Task to complete
Omit all images. Transcribe the rest of the material below exactly.

Input rows
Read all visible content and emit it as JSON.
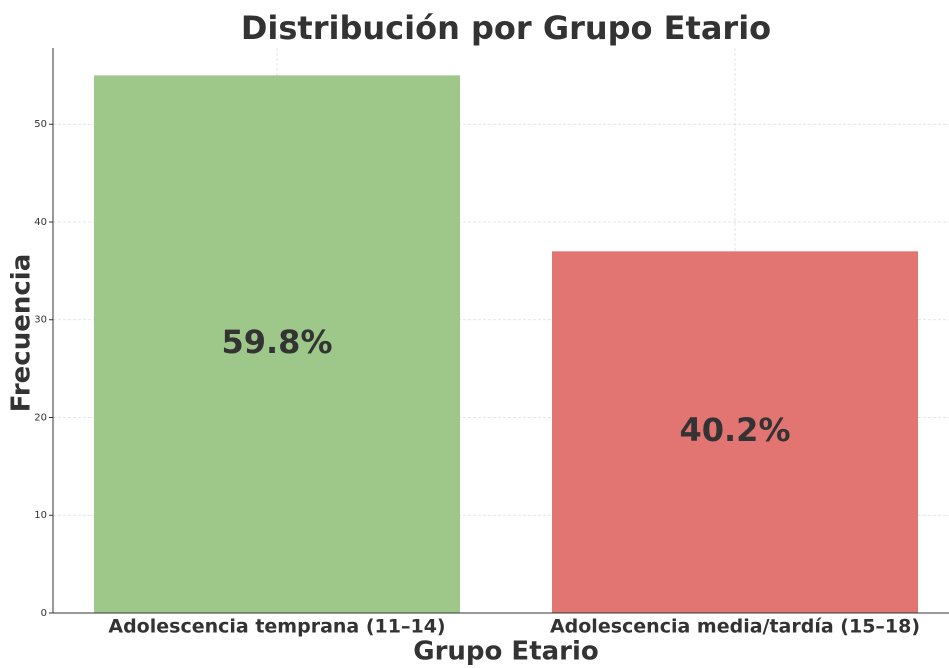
{
  "chart_data": {
    "type": "bar",
    "title": "Distribución por Grupo Etario",
    "x_label": "Grupo Etario",
    "y_label": "Frecuencia",
    "categories": [
      "Adolescencia temprana (11–14)",
      "Adolescencia media/tardía (15–18)"
    ],
    "values": [
      55,
      37
    ],
    "annotations": [
      "59.8%",
      "40.2%"
    ],
    "colors": [
      "#9dc88a",
      "#e27472"
    ],
    "ylim": [
      0,
      57.8
    ],
    "yticks": [
      0,
      10,
      20,
      30,
      40,
      50
    ],
    "grid": true
  }
}
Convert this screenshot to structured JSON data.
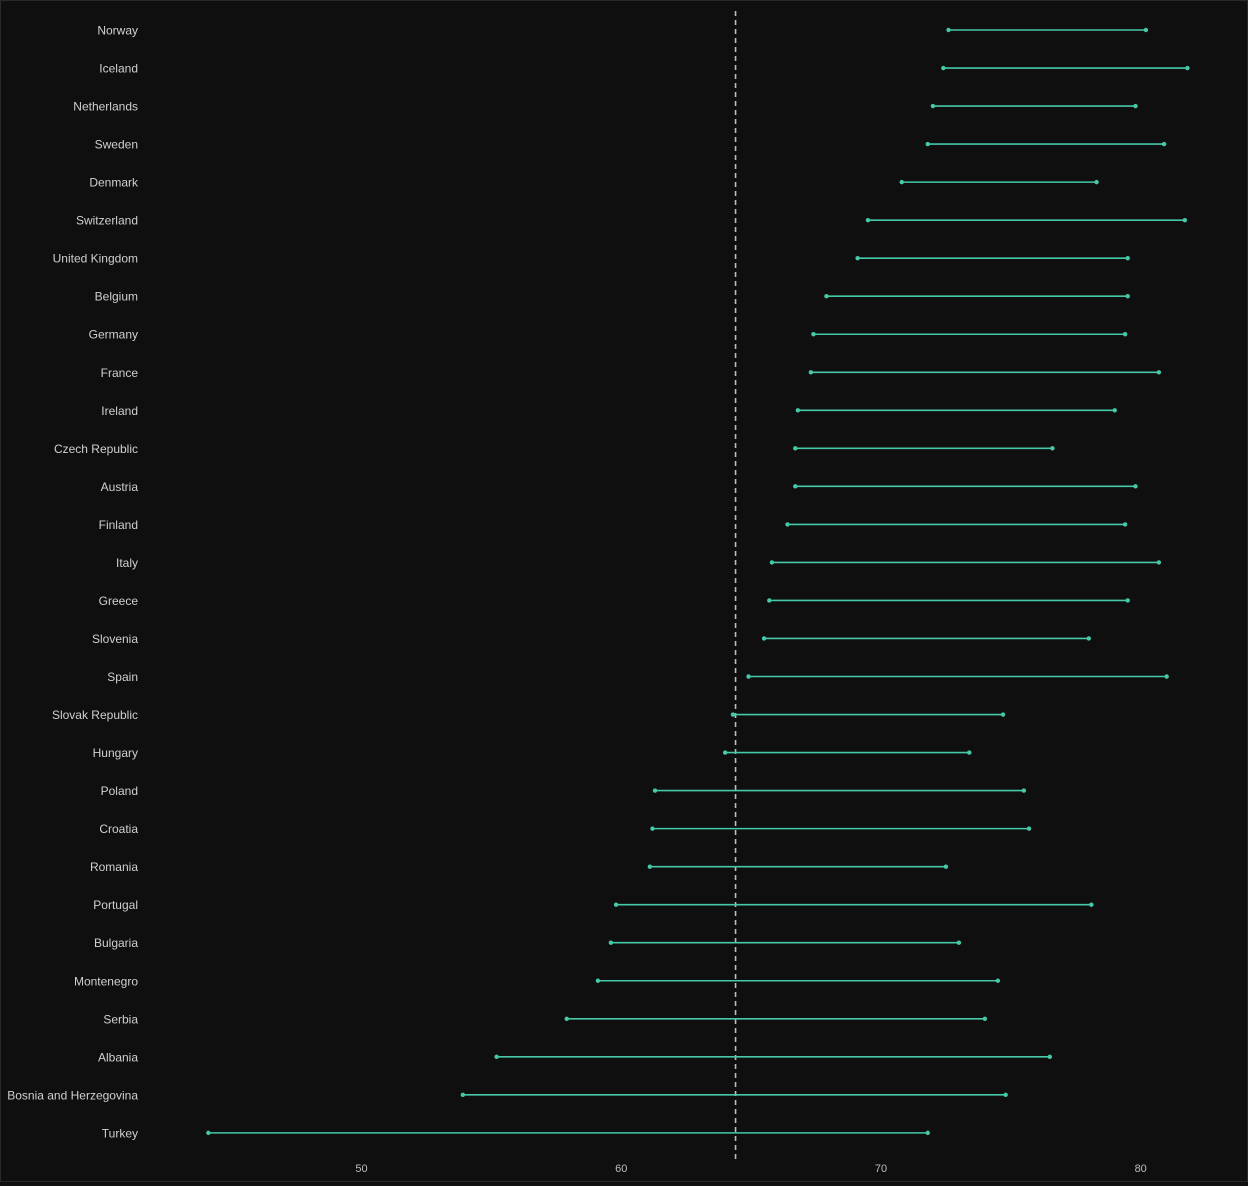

Response
Read all visible content and emit it as JSON.
{
  "chart_data": {
    "type": "bar",
    "title": "Distribución por Grupo Etario",
    "x_label": "Grupo Etario",
    "y_label": "Frecuencia",
    "categories": [
      "Adolescencia temprana (11–14)",
      "Adolescencia media/tardía (15–18)"
    ],
    "values": [
      55,
      37
    ],
    "annotations": [
      "59.8%",
      "40.2%"
    ],
    "colors": [
      "#9dc88a",
      "#e27472"
    ],
    "ylim": [
      0,
      57.8
    ],
    "yticks": [
      0,
      10,
      20,
      30,
      40,
      50
    ],
    "grid": true
  }
}
Convert this screenshot to structured JSON data.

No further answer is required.